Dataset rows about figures
........
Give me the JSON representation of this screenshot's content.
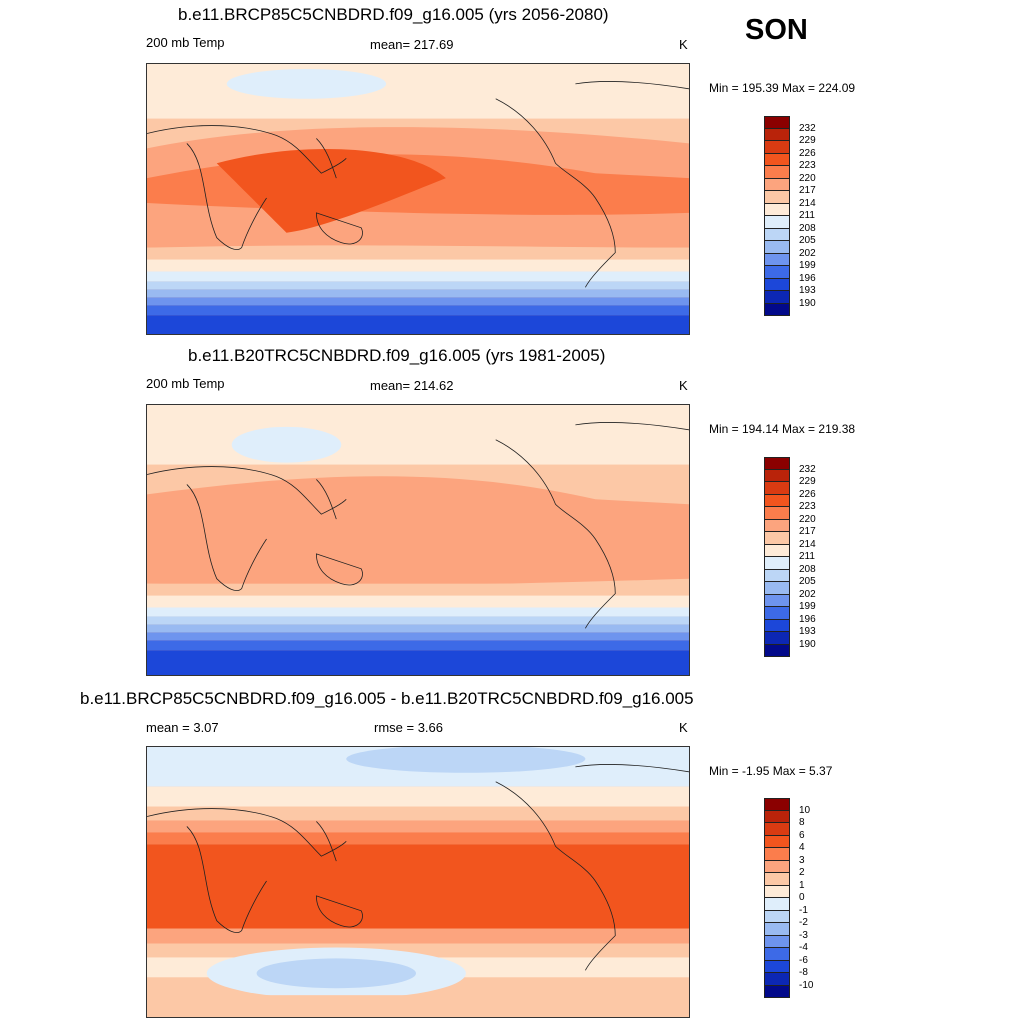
{
  "season": "SON",
  "panels": [
    {
      "title": "b.e11.BRCP85C5CNBDRD.f09_g16.005 (yrs 2056-2080)",
      "left_label": "200 mb Temp",
      "center_label": "mean= 217.69",
      "units": "K",
      "minmax": "Min = 195.39 Max = 224.09"
    },
    {
      "title": "b.e11.B20TRC5CNBDRD.f09_g16.005 (yrs 1981-2005)",
      "left_label": "200 mb Temp",
      "center_label": "mean= 214.62",
      "units": "K",
      "minmax": "Min = 194.14 Max = 219.38"
    },
    {
      "title": "b.e11.BRCP85C5CNBDRD.f09_g16.005 - b.e11.B20TRC5CNBDRD.f09_g16.005",
      "left_label": "mean =   3.07",
      "center_label": "rmse =   3.66",
      "units": "K",
      "minmax": "Min =  -1.95 Max =   5.37"
    }
  ],
  "colorbars": {
    "abs": {
      "colors": [
        "#8b0000",
        "#b9230a",
        "#d93b12",
        "#f2551e",
        "#fb7d4c",
        "#fca47e",
        "#fcc8a6",
        "#feebd8",
        "#dfeefb",
        "#bcd6f6",
        "#99baf1",
        "#6e94ee",
        "#3d6ae7",
        "#1c47d9",
        "#0c27b4",
        "#02098a"
      ],
      "labels": [
        "232",
        "229",
        "226",
        "223",
        "220",
        "217",
        "214",
        "211",
        "208",
        "205",
        "202",
        "199",
        "196",
        "193",
        "190"
      ]
    },
    "diff": {
      "colors": [
        "#8b0000",
        "#b9230a",
        "#d93b12",
        "#f2551e",
        "#fb7d4c",
        "#fca47e",
        "#fcc8a6",
        "#feebd8",
        "#dfeefb",
        "#bcd6f6",
        "#99baf1",
        "#6e94ee",
        "#3d6ae7",
        "#1c47d9",
        "#0c27b4",
        "#02098a"
      ],
      "labels": [
        "10",
        "8",
        "6",
        "4",
        "3",
        "2",
        "1",
        "0",
        "-1",
        "-2",
        "-3",
        "-4",
        "-6",
        "-8",
        "-10"
      ]
    }
  }
}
........
What you will do — Images should not appear in the copy; retype the listing above exactly.

The completed task —
Give me the JSON representation of this screenshot's content.
{
  "season": "SON",
  "panels": [
    {
      "title": "b.e11.BRCP85C5CNBDRD.f09_g16.005 (yrs 2056-2080)",
      "left_label": "200 mb Temp",
      "center_label": "mean= 217.69",
      "units": "K",
      "minmax": "Min = 195.39 Max = 224.09"
    },
    {
      "title": "b.e11.B20TRC5CNBDRD.f09_g16.005 (yrs 1981-2005)",
      "left_label": "200 mb Temp",
      "center_label": "mean= 214.62",
      "units": "K",
      "minmax": "Min = 194.14 Max = 219.38"
    },
    {
      "title": "b.e11.BRCP85C5CNBDRD.f09_g16.005 - b.e11.B20TRC5CNBDRD.f09_g16.005",
      "left_label": "mean =   3.07",
      "center_label": "rmse =   3.66",
      "units": "K",
      "minmax": "Min =  -1.95 Max =   5.37"
    }
  ],
  "colorbars": {
    "abs": {
      "colors": [
        "#8b0000",
        "#b9230a",
        "#d93b12",
        "#f2551e",
        "#fb7d4c",
        "#fca47e",
        "#fcc8a6",
        "#feebd8",
        "#dfeefb",
        "#bcd6f6",
        "#99baf1",
        "#6e94ee",
        "#3d6ae7",
        "#1c47d9",
        "#0c27b4",
        "#02098a"
      ],
      "labels": [
        "232",
        "229",
        "226",
        "223",
        "220",
        "217",
        "214",
        "211",
        "208",
        "205",
        "202",
        "199",
        "196",
        "193",
        "190"
      ]
    },
    "diff": {
      "colors": [
        "#8b0000",
        "#b9230a",
        "#d93b12",
        "#f2551e",
        "#fb7d4c",
        "#fca47e",
        "#fcc8a6",
        "#feebd8",
        "#dfeefb",
        "#bcd6f6",
        "#99baf1",
        "#6e94ee",
        "#3d6ae7",
        "#1c47d9",
        "#0c27b4",
        "#02098a"
      ],
      "labels": [
        "10",
        "8",
        "6",
        "4",
        "3",
        "2",
        "1",
        "0",
        "-1",
        "-2",
        "-3",
        "-4",
        "-6",
        "-8",
        "-10"
      ]
    }
  }
}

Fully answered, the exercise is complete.